Work to complete.
Scan the data below. Pull out each line where "допускается" occurs.

(Saved entries)
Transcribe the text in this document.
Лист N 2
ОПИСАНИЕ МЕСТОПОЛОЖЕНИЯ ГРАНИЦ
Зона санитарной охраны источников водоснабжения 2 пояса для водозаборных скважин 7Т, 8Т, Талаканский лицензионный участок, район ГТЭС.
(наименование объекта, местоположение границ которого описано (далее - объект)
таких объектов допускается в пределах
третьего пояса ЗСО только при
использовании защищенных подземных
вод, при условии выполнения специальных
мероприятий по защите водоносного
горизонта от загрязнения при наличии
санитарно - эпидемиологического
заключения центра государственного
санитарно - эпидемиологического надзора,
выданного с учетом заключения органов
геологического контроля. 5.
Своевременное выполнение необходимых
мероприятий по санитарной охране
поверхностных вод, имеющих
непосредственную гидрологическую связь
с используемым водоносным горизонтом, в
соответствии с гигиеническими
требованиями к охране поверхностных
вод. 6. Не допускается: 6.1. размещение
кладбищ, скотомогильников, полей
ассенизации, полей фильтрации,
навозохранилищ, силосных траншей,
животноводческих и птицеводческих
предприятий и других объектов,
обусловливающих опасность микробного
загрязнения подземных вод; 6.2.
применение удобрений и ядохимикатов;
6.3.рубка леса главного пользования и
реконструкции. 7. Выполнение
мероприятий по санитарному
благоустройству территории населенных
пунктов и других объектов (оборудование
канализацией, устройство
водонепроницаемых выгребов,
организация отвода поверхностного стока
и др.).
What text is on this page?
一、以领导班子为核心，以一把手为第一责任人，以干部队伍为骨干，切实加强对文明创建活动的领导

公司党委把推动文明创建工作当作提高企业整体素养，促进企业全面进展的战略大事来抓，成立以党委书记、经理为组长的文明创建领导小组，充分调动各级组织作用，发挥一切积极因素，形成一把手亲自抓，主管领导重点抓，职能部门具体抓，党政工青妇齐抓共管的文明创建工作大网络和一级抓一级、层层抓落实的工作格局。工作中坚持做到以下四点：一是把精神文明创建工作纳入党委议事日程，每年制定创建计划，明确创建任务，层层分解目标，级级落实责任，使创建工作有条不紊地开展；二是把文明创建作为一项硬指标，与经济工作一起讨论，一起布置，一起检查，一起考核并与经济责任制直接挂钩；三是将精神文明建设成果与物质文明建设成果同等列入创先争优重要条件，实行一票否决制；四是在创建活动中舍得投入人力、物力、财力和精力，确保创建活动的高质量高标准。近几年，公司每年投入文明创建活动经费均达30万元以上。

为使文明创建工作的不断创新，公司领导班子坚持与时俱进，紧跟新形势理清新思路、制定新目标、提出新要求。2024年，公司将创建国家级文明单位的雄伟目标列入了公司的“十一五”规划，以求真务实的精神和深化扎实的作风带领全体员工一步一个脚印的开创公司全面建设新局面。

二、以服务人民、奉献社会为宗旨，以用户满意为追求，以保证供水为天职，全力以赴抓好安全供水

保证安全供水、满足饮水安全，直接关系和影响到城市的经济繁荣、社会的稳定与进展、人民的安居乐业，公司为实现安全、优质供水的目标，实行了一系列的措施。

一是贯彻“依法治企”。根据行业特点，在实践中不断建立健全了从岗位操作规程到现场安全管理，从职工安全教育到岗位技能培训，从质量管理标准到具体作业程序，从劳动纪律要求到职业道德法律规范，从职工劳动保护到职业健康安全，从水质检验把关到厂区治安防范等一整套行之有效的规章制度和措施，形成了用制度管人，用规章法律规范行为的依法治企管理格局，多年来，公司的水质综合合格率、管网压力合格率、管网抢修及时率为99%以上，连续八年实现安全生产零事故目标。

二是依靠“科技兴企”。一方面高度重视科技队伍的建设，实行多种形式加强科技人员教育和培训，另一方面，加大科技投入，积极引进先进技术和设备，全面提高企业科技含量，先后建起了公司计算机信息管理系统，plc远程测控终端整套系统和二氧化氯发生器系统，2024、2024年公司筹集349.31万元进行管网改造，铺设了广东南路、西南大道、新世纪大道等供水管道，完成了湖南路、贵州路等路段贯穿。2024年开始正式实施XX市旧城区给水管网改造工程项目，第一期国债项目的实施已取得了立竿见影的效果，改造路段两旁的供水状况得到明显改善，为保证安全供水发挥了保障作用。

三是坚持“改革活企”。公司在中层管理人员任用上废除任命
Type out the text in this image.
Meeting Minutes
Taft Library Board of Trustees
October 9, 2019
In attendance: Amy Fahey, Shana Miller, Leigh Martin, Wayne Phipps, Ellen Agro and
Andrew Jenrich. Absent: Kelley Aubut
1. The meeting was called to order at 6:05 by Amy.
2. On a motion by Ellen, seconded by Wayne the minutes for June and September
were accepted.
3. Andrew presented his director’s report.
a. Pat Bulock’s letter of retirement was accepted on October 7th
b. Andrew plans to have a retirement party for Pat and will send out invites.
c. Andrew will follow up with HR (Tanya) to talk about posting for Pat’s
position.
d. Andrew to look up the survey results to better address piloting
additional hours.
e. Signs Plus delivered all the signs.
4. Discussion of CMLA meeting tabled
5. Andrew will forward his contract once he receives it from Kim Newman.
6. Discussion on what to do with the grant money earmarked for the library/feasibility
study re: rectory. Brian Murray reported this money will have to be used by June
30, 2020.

Reply to the task.
таких объектов допускается в пределах
вод. 6. Не допускается: 6.1. размещение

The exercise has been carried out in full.